GIVEN EXERCISE -> Reproduce the entries exactly.

▶

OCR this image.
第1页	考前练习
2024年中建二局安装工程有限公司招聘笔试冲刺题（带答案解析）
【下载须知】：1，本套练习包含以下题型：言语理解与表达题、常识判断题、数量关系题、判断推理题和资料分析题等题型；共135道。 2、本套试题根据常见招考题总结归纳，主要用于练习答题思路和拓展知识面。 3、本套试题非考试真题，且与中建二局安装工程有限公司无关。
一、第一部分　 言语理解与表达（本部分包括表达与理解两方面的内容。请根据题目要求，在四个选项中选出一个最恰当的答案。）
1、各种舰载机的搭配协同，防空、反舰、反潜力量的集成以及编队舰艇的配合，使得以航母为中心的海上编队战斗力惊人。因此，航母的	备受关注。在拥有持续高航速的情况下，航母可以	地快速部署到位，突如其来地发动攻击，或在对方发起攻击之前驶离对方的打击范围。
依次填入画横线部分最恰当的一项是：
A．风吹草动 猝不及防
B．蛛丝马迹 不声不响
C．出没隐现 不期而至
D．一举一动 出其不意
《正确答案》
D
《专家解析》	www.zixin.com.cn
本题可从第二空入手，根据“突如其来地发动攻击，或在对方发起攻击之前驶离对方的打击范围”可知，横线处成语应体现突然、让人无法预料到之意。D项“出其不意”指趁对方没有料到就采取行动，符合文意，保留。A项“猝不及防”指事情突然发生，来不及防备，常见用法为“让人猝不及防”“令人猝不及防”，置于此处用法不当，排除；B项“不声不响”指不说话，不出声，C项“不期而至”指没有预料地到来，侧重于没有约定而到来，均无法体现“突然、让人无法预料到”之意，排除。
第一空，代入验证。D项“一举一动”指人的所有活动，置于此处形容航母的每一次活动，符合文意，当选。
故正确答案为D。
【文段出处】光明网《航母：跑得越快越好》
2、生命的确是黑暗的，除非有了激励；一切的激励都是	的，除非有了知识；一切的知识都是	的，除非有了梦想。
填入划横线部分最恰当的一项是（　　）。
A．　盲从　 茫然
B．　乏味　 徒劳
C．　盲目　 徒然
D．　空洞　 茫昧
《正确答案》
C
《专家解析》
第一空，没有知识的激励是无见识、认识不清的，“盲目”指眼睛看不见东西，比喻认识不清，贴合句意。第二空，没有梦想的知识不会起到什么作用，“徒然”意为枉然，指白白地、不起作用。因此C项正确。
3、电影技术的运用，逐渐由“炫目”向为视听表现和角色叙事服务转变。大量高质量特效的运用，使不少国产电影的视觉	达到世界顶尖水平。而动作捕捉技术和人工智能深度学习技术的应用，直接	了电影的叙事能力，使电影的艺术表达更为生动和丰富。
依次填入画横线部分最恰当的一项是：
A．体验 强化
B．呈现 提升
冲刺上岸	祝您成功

◀

TASK OUTPUT ->
OCR this image.
第1页	考前练习
2024年中建二局安装工程有限公司招聘笔试冲刺题（带答案解析）
【下载须知】：1，本套练习包含以下题型：言语理解与表达题、常识判断题、数量关系题、判断推理题和资料分析题等题型；共135道。 2、本套试题根据常见招考题总结归纳，主要用于练习答题思路和拓展知识面。 3、本套试题非考试真题，且与中建二局安装工程有限公司无关。
一、第一部分　 言语理解与表达（本部分包括表达与理解两方面的内容。请根据题目要求，在四个选项中选出一个最恰当的答案。）
1、各种舰载机的搭配协同，防空、反舰、反潜力量的集成以及编队舰艇的配合，使得以航母为中心的海上编队战斗力惊人。因此，航母的	备受关注。在拥有持续高航速的情况下，航母可以	地快速部署到位，突如其来地发动攻击，或在对方发起攻击之前驶离对方的打击范围。
依次填入画横线部分最恰当的一项是：
A．风吹草动 猝不及防
B．蛛丝马迹 不声不响
C．出没隐现 不期而至
D．一举一动 出其不意
《正确答案》
D
《专家解析》	www.zixin.com.cn
本题可从第二空入手，根据“突如其来地发动攻击，或在对方发起攻击之前驶离对方的打击范围”可知，横线处成语应体现突然、让人无法预料到之意。D项“出其不意”指趁对方没有料到就采取行动，符合文意，保留。A项“猝不及防”指事情突然发生，来不及防备，常见用法为“让人猝不及防”“令人猝不及防”，置于此处用法不当，排除；B项“不声不响”指不说话，不出声，C项“不期而至”指没有预料地到来，侧重于没有约定而到来，均无法体现“突然、让人无法预料到”之意，排除。
第一空，代入验证。D项“一举一动”指人的所有活动，置于此处形容航母的每一次活动，符合文意，当选。
故正确答案为D。
【文段出处】光明网《航母：跑得越快越好》
2、生命的确是黑暗的，除非有了激励；一切的激励都是	的，除非有了知识；一切的知识都是	的，除非有了梦想。
填入划横线部分最恰当的一项是（　　）。
A．　盲从　 茫然
B．　乏味　 徒劳
C．　盲目　 徒然
D．　空洞　 茫昧
《正确答案》
C
《专家解析》
第一空，没有知识的激励是无见识、认识不清的，“盲目”指眼睛看不见东西，比喻认识不清，贴合句意。第二空，没有梦想的知识不会起到什么作用，“徒然”意为枉然，指白白地、不起作用。因此C项正确。
3、电影技术的运用，逐渐由“炫目”向为视听表现和角色叙事服务转变。大量高质量特效的运用，使不少国产电影的视觉	达到世界顶尖水平。而动作捕捉技术和人工智能深度学习技术的应用，直接	了电影的叙事能力，使电影的艺术表达更为生动和丰富。
依次填入画横线部分最恰当的一项是：
A．体验 强化
B．呈现 提升
冲刺上岸	祝您成功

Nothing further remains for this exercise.